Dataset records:
========
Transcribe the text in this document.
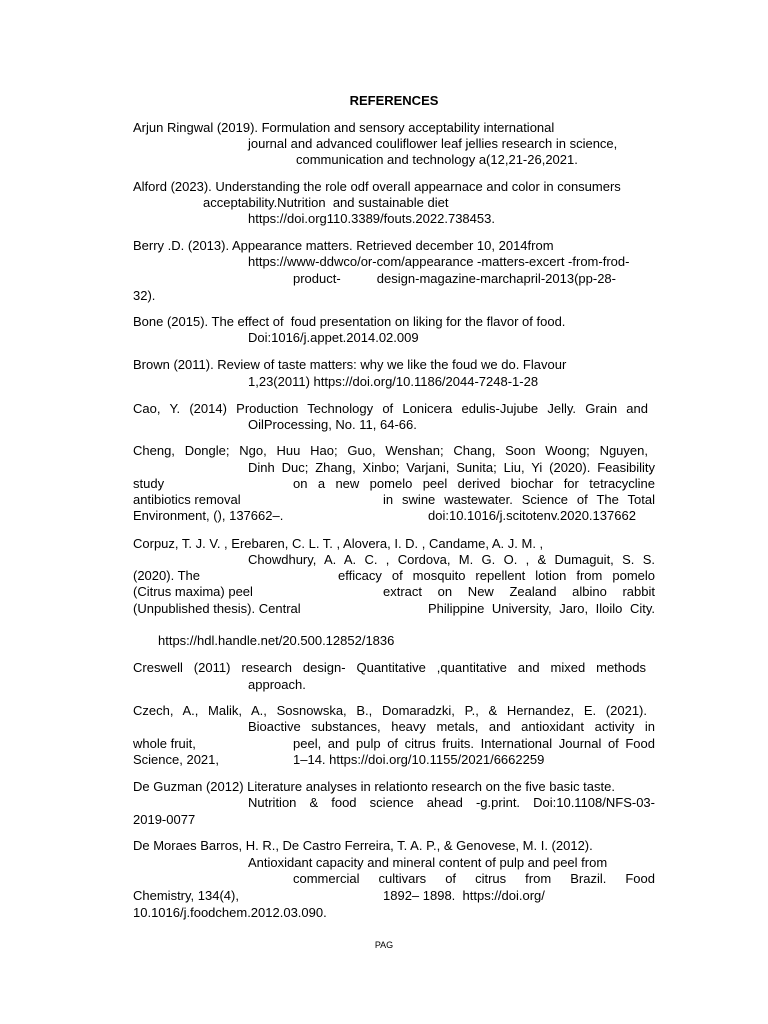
REFERENCES
Arjun Ringwal (2019). Formulation and sensory acceptability international
journal and advanced couliflower leaf jellies research in science,
communication and technology a(12,21-26,2021.
Alford (2023). Understanding the role odf overall appearnace and color in consumers
acceptability.Nutrition  and sustainable diet
https://doi.org110.3389/fouts.2022.738453.
Berry .D. (2013). Appearance matters. Retrieved december 10, 2014from
https://www-ddwco/or-com/appearance -matters-excert -from-frod-
product-          design-magazine-marchapril-2013(pp-28-
32).
Bone (2015). The effect of  foud presentation on liking for the flavor of food.
Doi:1016/j.appet.2014.02.009
Brown (2011). Review of taste matters: why we like the foud we do. Flavour
1,23(2011) https://doi.org/10.1186/2044-7248-1-28
Cao, Y. (2014) Production Technology of Lonicera edulis-Jujube Jelly. Grain and
OilProcessing, No. 11, 64-66.
Cheng, Dongle; Ngo, Huu Hao; Guo, Wenshan; Chang, Soon Woong; Nguyen,
Dinh Duc; Zhang, Xinbo; Varjani, Sunita; Liu, Yi (2020). Feasibility
study	on a new pomelo peel derived biochar for tetracycline
antibiotics removal	in swine wastewater. Science of The Total
Environment, (), 137662–.	doi:10.1016/j.scitotenv.2020.137662
Corpuz, T. J. V. , Erebaren, C. L. T. , Alovera, I. D. , Candame, A. J. M. ,
Chowdhury, A. A. C. , Cordova, M. G. O. , & Dumaguit, S. S.
(2020). The	efficacy of mosquito repellent lotion from pomelo
(Citrus maxima) peel	extract on New Zealand albino rabbit
(Unpublished thesis). Central	Philippine University, Jaro, Iloilo City.
https://hdl.handle.net/20.500.12852/1836
Creswell (2011) research design- Quantitative ,quantitative and mixed methods
approach.
Czech, A., Malik, A., Sosnowska, B., Domaradzki, P., & Hernandez, E. (2021).
Bioactive substances, heavy metals, and antioxidant activity in
whole fruit,	peel, and pulp of citrus fruits. International Journal of Food
Science, 2021,	1–14. https://doi.org/10.1155/2021/6662259
De Guzman (2012) Literature analyses in relationto research on the five basic taste.
Nutrition & food science ahead -g.print. Doi:10.1108/NFS-03-
2019-0077
De Moraes Barros, H. R., De Castro Ferreira, T. A. P., & Genovese, M. I. (2012).
Antioxidant capacity and mineral content of pulp and peel from
Chemistry, 134(4),
commercial cultivars of citrus from Brazil. Food
1892– 1898.  https://doi.org/
10.1016/j.foodchem.2012.03.090.
PAG
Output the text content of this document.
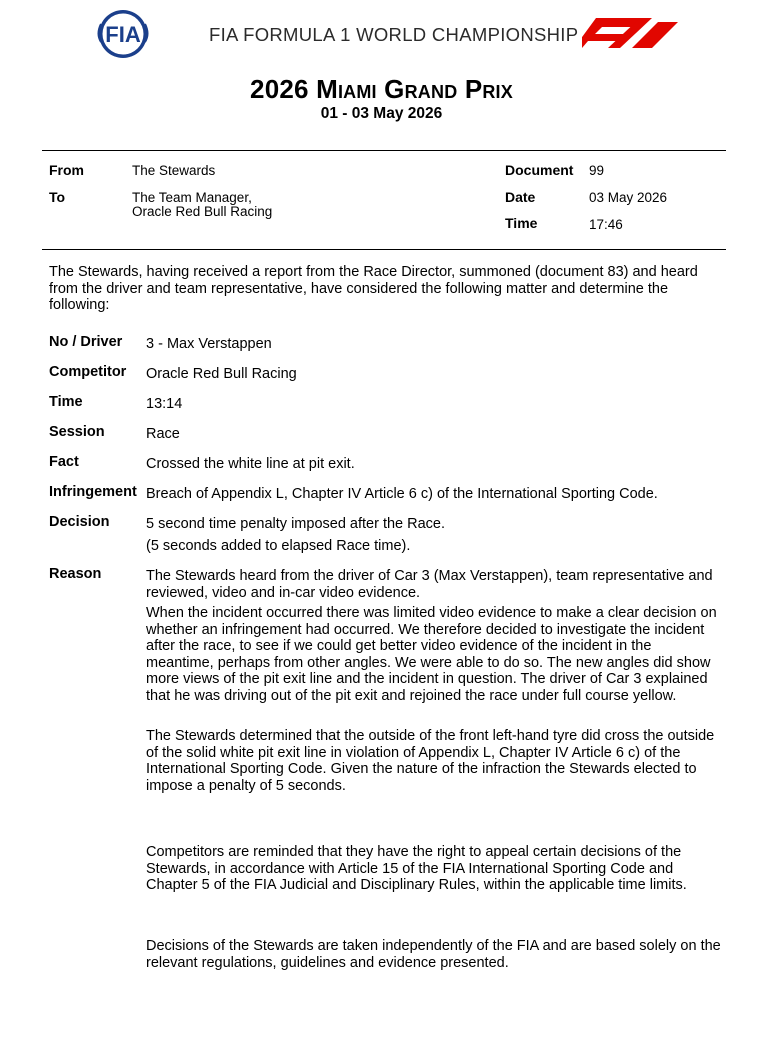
FIA	FIA FORMULA 1 WORLD CHAMPIONSHIP
2026 Miami Grand Prix
01 - 03 May 2026
From	The Stewards
To	The Team Manager,
Oracle Red Bull Racing
Document 99
Date	03 May 2026
Time	17:46
The Stewards, having received a report from the Race Director, summoned (document 83) and heard from the driver and team representative, have considered the following matter and determine the following:
No / Driver 3 - Max Verstappen
Competitor Oracle Red Bull Racing
Time	13:14
Session	Race
Fact	Crossed the white line at pit exit.
Infringement Breach of Appendix L, Chapter IV Article 6 c) of the International Sporting Code.
Decision	5 second time penalty imposed after the Race.
(5 seconds added to elapsed Race time).
Reason	The Stewards heard from the driver of Car 3 (Max Verstappen), team representative and reviewed, video and in-car video evidence.
When the incident occurred there was limited video evidence to make a clear decision on whether an infringement had occurred. We therefore decided to investigate the incident after the race, to see if we could get better video evidence of the incident in the meantime, perhaps from other angles. We were able to do so. The new angles did show more views of the pit exit line and the incident in question. The driver of Car 3 explained that he was driving out of the pit exit and rejoined the race under full course yellow.
The Stewards determined that the outside of the front left-hand tyre did cross the outside of the solid white pit exit line in violation of Appendix L, Chapter IV Article 6 c) of the International Sporting Code. Given the nature of the infraction the Stewards elected to impose a penalty of 5 seconds.
Competitors are reminded that they have the right to appeal certain decisions of the Stewards, in accordance with Article 15 of the FIA International Sporting Code and Chapter 5 of the FIA Judicial and Disciplinary Rules, within the applicable time limits.
Decisions of the Stewards are taken independently of the FIA and are based solely on the relevant regulations, guidelines and evidence presented.
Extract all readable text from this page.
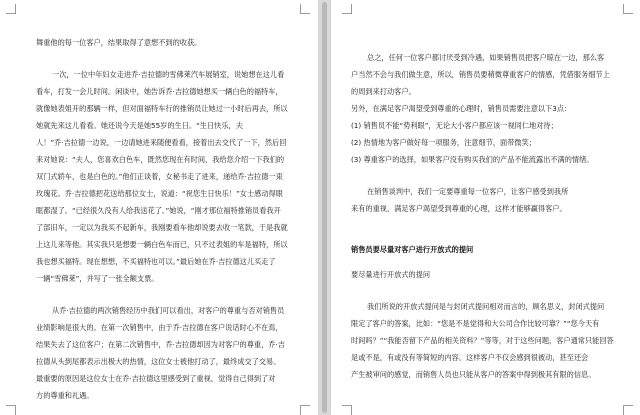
舞重他的每一位客户，结果取得了意想不到的收获。
一次，一位中年妇女走进乔·吉拉德的雪佛莱汽车展销室，说她想在这儿看
看车，打发一会儿时间。闲谈中，她告诉乔·吉拉德她想买一辆白色的福特车，
就像她表姐开的那辆一样，但对面福特车行的推销员让她过一小时后再去，所以
她就先来这儿看看。她还说今天是她55岁的生日。“生日快乐，夫
人！”乔·吉拉德一边说，一边请她进来随便看看，接着出去交代了一下，然后回
来对她说：“夫人，您喜欢白色车，既然您现在有时间，我给您介绍一下我们的
双门式轿车，也是白色的。”他们正谈着，女秘书走了进来，递给乔·吉拉德一束
玫瑰花。乔·吉拉德把花送给那位女士，说道：“祝您生日快乐！”女士感动得眼
眶都湿了。“已经很久没有人给我送花了。”她说，“刚才那位福特推销员看我开
了部旧车，一定以为我买不起新车，我刚要看车他却说要去收一笔款，于是我就
上这儿来等他。其实我只是想要一辆白色车而已，只不过表姐的车是福特，所以
我也想买福特。现在想想，不买福特也可以。”最后她在乔·吉拉德这儿买走了
一辆“雪佛莱”，并写了一张全额支票。
从乔·吉拉德的两次销售经历中我们可以看出，对客户的尊重与否对销售员
业绩影响是很大的。在第一次销售中，由于乔·吉拉德在客户说话时心不在焉，
结果失去了这位客户；在第二次销售中，乔·吉拉德却因为对客户的尊重，乔·吉
拉德从头到尾都表示出极大的热情，这位女士被他打动了，最终成交了交易。
最重要的原因是这位女士在乔·吉拉德这里感受到了重视，觉得自己得到了对
方的尊重和礼遇。
总之，任何一位客户都讨厌受到冷遇，如果销售员把客户晾在一边，那么客
户当然不会与我们做生意，所以，销售员要稍微尊重客户的情感，凭借服务细节上
的周到来打动客户。
另外，在满足客户渴望受到尊重的心理时，销售员需要注意以下3点：
(1) 销售员不能“势利眼”，无论大小客户都应该一视同仁地对待；
(2) 热情地为客户做好每一项服务，注意细节，面带微笑；
(3) 尊重客户的选择，如果客户没有购买我们的产品不能流露出不满的情绪。
在销售谈判中，我们一定要尊重每一位客户，让客户感受到我所
来有的重视，满足客户渴望受到尊重的心理，这样才能够赢得客户。
销售员要尽量对客户进行开放式的提问
要尽量进行开放式的提问
我们所说的开放式提问是与封闭式提问相对而言的，顾名思义，封闭式提问
限定了客户的答案，比如：“您是不是觉得和大公司合作比较可靠？”“您今天有
时间吗？”“我能否留下产品的相关资料？”等等，对于这些问题，客户通常只能回答
是或不是，有或没有等简短的内容。这样客户不仅会感到很被动，甚至还会
产生被审问的感觉，而销售人员也只能从客户的答案中得到极其有限的信息。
========
• GOAL
Take every line above carrying "Racing" and return it.

• ANSWER TO THE EXERCISE
Oracle Red Bull Racing
Competitor Oracle Red Bull Racing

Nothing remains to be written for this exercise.